#### Extracted data
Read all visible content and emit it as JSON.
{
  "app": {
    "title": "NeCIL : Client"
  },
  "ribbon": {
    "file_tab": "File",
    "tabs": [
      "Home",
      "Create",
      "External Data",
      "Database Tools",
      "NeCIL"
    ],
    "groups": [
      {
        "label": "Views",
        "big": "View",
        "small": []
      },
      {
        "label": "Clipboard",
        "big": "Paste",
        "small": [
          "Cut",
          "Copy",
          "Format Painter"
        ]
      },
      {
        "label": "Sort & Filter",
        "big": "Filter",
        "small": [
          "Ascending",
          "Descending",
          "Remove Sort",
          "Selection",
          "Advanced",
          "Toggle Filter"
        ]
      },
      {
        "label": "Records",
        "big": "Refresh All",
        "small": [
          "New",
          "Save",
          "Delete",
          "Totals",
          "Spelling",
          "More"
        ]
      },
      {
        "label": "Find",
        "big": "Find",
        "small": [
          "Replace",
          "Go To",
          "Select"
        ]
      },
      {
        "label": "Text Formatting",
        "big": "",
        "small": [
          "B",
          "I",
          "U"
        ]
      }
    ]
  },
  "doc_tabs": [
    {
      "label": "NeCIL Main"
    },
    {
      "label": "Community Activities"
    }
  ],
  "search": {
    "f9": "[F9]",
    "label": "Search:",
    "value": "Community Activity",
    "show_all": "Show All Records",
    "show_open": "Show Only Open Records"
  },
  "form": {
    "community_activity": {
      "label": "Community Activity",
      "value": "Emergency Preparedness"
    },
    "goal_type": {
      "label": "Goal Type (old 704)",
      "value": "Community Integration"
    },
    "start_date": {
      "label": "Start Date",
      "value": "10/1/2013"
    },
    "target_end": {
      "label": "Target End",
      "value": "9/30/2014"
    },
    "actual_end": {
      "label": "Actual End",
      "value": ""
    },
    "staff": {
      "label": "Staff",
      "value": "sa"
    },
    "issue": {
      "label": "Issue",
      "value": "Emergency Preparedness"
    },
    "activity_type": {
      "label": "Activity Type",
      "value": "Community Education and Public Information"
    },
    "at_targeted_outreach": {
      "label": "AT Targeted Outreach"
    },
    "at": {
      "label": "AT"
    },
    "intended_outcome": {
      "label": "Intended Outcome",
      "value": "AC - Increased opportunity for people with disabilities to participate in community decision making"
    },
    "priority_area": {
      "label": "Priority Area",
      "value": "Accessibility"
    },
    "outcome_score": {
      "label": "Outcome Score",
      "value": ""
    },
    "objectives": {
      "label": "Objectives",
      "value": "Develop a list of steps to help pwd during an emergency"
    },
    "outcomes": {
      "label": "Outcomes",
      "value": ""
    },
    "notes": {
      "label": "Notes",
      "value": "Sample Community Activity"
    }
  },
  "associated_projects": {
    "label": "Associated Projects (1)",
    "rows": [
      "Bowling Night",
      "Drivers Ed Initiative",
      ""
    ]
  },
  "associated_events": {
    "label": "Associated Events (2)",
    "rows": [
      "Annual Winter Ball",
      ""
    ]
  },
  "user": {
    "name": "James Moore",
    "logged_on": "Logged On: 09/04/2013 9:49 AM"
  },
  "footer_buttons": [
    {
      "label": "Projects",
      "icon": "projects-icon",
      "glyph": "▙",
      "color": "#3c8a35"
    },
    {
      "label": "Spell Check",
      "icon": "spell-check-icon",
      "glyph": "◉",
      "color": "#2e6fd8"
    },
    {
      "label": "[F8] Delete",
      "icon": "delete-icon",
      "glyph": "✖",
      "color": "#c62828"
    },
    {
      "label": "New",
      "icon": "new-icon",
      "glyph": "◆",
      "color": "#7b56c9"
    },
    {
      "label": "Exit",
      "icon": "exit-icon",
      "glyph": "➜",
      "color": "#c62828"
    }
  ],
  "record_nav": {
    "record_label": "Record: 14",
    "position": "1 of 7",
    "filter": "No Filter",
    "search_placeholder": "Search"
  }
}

#### Your objective
Return, from the data, each line that has the word "Show" in it.

#### Reply
    "show_all": "Show All Records",
    "show_open": "Show Only Open Records"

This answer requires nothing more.